Directions for this task:
Retype the complete listing exactly as it appears.

Source data:

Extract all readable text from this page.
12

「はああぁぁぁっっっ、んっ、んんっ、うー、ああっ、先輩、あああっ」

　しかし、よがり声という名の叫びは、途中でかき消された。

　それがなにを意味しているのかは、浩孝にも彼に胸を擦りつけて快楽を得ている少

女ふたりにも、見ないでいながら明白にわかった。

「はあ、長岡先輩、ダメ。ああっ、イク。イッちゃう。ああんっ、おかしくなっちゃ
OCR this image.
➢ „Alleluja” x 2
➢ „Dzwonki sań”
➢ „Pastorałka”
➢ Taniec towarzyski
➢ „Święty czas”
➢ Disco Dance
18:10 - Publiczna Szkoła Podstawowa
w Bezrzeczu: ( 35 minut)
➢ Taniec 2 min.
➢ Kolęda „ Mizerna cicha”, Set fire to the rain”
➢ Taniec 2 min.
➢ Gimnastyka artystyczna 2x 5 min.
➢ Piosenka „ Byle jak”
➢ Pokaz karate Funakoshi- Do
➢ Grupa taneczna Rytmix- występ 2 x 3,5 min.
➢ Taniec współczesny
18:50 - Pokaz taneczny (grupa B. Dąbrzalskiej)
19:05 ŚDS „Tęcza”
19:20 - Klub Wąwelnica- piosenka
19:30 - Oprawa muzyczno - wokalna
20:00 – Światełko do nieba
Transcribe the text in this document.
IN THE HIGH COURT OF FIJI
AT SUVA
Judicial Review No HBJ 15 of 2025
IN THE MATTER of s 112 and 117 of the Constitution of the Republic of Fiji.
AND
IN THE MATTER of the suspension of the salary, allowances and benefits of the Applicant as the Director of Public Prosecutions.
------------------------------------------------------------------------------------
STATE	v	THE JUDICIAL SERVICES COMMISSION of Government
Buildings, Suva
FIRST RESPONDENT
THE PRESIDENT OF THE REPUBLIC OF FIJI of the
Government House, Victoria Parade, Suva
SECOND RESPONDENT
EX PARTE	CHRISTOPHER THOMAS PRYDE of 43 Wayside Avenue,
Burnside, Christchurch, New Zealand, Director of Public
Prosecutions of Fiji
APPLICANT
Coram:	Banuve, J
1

Result:
Extract all readable text from this page.
12

「はああぁぁぁっっっ、んっ、んんっ、うー、ああっ、先輩、あああっ」

　しかし、よがり声という名の叫びは、途中でかき消された。

　それがなにを意味しているのかは、浩孝にも彼に胸を擦りつけて快楽を得ている少

女ふたりにも、見ないでいながら明白にわかった。

「はあ、長岡先輩、ダメ。ああっ、イク。イッちゃう。ああんっ、おかしくなっちゃ
OCR this image.
➢ „Alleluja” x 2
➢ „Dzwonki sań”
➢ „Pastorałka”
➢ Taniec towarzyski
➢ „Święty czas”
➢ Disco Dance
18:10 - Publiczna Szkoła Podstawowa
w Bezrzeczu: ( 35 minut)
➢ Taniec 2 min.
➢ Kolęda „ Mizerna cicha”, Set fire to the rain”
➢ Taniec 2 min.
➢ Gimnastyka artystyczna 2x 5 min.
➢ Piosenka „ Byle jak”
➢ Pokaz karate Funakoshi- Do
➢ Grupa taneczna Rytmix- występ 2 x 3,5 min.
➢ Taniec współczesny
18:50 - Pokaz taneczny (grupa B. Dąbrzalskiej)
19:05 ŚDS „Tęcza”
19:20 - Klub Wąwelnica- piosenka
19:30 - Oprawa muzyczno - wokalna
20:00 – Światełko do nieba
Transcribe the text in this document.
IN THE HIGH COURT OF FIJI
AT SUVA
Judicial Review No HBJ 15 of 2025
IN THE MATTER of s 112 and 117 of the Constitution of the Republic of Fiji.
AND
IN THE MATTER of the suspension of the salary, allowances and benefits of the Applicant as the Director of Public Prosecutions.
------------------------------------------------------------------------------------
STATE	v	THE JUDICIAL SERVICES COMMISSION of Government
Buildings, Suva
FIRST RESPONDENT
THE PRESIDENT OF THE REPUBLIC OF FIJI of the
Government House, Victoria Parade, Suva
SECOND RESPONDENT
EX PARTE	CHRISTOPHER THOMAS PRYDE of 43 Wayside Avenue,
Burnside, Christchurch, New Zealand, Director of Public
Prosecutions of Fiji
APPLICANT
Coram:	Banuve, J
1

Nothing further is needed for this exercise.